Set task: Copy out all of the data below with no alterations.

Extracted records:

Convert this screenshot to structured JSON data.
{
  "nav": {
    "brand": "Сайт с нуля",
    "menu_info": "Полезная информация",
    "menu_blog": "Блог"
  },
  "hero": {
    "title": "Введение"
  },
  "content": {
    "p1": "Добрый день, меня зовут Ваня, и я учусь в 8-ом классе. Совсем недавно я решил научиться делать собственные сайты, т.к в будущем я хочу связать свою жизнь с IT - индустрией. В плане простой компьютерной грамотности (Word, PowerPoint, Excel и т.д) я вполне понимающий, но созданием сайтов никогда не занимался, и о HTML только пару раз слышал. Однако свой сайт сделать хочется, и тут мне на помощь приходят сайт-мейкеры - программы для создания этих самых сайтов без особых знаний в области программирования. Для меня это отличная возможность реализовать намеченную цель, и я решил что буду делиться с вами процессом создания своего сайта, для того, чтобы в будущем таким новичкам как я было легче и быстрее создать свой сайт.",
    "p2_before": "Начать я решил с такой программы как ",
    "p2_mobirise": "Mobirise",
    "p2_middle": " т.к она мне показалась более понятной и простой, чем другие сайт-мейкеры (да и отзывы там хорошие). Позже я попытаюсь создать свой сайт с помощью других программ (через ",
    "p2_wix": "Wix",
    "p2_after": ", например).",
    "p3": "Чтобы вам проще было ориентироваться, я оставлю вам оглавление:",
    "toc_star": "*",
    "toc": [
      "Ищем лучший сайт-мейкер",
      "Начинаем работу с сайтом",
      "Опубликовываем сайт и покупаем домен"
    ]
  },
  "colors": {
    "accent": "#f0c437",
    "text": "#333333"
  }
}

Reply:
Convert this screenshot to structured JSON data.
{
  "nav": {
    "brand": "Сайт с нуля",
    "menu_info": "Полезная информация",
    "menu_blog": "Блог"
  },
  "hero": {
    "title": "Введение"
  },
  "content": {
    "p1": "Добрый день, меня зовут Ваня, и я учусь в 8-ом классе. Совсем недавно я решил научиться делать собственные сайты, т.к в будущем я хочу связать свою жизнь с IT - индустрией. В плане простой компьютерной грамотности (Word, PowerPoint, Excel и т.д) я вполне понимающий, но созданием сайтов никогда не занимался, и о HTML только пару раз слышал. Однако свой сайт сделать хочется, и тут мне на помощь приходят сайт-мейкеры - программы для создания этих самых сайтов без особых знаний в области программирования. Для меня это отличная возможность реализовать намеченную цель, и я решил что буду делиться с вами процессом создания своего сайта, для того, чтобы в будущем таким новичкам как я было легче и быстрее создать свой сайт.",
    "p2_before": "Начать я решил с такой программы как ",
    "p2_mobirise": "Mobirise",
    "p2_middle": " т.к она мне показалась более понятной и простой, чем другие сайт-мейкеры (да и отзывы там хорошие). Позже я попытаюсь создать свой сайт с помощью других программ (через ",
    "p2_wix": "Wix",
    "p2_after": ", например).",
    "p3": "Чтобы вам проще было ориентироваться, я оставлю вам оглавление:",
    "toc_star": "*",
    "toc": [
      "Ищем лучший сайт-мейкер",
      "Начинаем работу с сайтом",
      "Опубликовываем сайт и покупаем домен"
    ]
  },
  "colors": {
    "accent": "#f0c437",
    "text": "#333333"
  }
}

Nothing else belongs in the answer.